> Brief:
Gather the lines that hold the string "için".

Records:
----------

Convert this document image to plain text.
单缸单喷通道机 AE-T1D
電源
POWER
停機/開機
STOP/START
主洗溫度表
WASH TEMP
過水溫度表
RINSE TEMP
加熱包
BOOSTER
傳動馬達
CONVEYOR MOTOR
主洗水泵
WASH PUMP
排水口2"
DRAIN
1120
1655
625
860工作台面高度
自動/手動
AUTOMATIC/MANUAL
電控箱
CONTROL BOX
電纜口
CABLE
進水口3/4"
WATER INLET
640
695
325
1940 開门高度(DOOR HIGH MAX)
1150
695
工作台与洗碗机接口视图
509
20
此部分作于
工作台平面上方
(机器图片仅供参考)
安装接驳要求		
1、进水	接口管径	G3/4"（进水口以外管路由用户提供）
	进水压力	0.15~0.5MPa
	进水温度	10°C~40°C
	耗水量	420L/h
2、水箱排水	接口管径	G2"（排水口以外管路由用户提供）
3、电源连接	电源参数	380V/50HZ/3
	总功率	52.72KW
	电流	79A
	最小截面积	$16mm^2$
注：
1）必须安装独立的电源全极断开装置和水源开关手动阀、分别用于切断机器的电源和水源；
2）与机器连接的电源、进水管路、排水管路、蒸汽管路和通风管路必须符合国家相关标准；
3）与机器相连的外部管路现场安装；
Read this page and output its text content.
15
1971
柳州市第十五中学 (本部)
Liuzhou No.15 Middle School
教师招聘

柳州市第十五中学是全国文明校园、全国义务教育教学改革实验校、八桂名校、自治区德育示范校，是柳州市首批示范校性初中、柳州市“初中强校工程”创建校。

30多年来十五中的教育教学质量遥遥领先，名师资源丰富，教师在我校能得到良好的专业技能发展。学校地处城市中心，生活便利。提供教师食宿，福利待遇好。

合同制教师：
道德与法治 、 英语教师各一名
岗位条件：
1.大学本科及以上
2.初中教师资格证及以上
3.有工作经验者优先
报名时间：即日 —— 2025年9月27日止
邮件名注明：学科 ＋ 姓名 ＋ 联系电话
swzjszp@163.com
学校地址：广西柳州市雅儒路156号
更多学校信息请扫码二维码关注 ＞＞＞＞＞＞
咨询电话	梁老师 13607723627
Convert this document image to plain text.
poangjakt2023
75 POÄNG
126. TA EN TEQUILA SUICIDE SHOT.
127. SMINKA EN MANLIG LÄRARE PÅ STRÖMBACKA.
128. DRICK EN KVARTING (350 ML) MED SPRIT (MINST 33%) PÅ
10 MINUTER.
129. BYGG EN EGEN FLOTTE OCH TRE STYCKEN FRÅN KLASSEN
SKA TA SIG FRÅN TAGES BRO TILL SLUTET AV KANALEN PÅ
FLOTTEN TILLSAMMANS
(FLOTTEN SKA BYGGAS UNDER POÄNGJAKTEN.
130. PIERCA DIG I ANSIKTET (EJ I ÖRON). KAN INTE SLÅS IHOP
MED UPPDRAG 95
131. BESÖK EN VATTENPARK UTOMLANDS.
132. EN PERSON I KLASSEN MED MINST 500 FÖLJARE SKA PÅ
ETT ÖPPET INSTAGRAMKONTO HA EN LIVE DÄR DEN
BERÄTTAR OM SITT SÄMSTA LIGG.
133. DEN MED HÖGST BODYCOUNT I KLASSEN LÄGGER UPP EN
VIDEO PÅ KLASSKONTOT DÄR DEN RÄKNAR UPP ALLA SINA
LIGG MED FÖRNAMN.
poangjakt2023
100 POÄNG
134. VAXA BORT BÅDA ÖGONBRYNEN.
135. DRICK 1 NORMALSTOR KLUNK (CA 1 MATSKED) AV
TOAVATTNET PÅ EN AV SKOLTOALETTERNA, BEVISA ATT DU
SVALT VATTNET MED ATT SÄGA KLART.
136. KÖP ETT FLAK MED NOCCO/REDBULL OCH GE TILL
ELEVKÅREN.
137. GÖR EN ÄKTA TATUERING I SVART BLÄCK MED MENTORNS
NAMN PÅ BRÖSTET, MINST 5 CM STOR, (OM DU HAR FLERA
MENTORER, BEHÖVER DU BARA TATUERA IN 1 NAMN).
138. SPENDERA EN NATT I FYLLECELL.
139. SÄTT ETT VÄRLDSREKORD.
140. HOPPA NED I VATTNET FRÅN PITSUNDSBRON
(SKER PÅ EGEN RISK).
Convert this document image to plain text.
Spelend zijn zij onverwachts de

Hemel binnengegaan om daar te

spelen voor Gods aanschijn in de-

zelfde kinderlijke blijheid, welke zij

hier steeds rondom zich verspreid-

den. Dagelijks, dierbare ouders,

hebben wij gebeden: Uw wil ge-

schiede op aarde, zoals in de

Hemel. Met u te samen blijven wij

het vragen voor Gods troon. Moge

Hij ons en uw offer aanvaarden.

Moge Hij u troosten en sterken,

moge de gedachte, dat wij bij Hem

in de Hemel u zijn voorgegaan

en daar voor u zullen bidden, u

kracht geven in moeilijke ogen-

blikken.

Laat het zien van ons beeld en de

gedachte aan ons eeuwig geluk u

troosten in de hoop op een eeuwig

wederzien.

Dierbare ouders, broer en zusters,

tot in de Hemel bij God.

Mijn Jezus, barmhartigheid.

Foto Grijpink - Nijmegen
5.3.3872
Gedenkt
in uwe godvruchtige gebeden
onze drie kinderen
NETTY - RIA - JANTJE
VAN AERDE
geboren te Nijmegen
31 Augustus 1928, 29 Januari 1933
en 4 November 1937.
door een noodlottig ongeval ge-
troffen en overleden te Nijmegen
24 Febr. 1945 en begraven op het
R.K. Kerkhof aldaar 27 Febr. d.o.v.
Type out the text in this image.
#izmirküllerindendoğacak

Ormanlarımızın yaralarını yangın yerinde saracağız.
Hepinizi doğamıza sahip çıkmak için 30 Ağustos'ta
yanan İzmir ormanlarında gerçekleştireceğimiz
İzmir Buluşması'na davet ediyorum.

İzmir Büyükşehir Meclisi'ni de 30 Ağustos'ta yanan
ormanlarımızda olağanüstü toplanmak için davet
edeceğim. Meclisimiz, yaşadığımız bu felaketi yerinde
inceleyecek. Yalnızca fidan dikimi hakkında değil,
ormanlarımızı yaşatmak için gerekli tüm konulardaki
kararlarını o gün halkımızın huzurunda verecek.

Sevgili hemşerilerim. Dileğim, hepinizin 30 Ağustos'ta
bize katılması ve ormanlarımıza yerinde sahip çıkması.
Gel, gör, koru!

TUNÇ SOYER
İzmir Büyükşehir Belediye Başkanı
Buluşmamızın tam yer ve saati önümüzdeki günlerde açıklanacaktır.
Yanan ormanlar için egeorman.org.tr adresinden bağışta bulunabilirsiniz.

----------

> Solution to the exercise:
Hepinizi doğamıza sahip çıkmak için 30 Ağustos'ta
ormanlarımızda olağanüstü toplanmak için davet
ormanlarımızı yaşatmak için gerekli tüm konulardaki
Yanan ormanlar için egeorman.org.tr adresinden bağışta bulunabilirsiniz.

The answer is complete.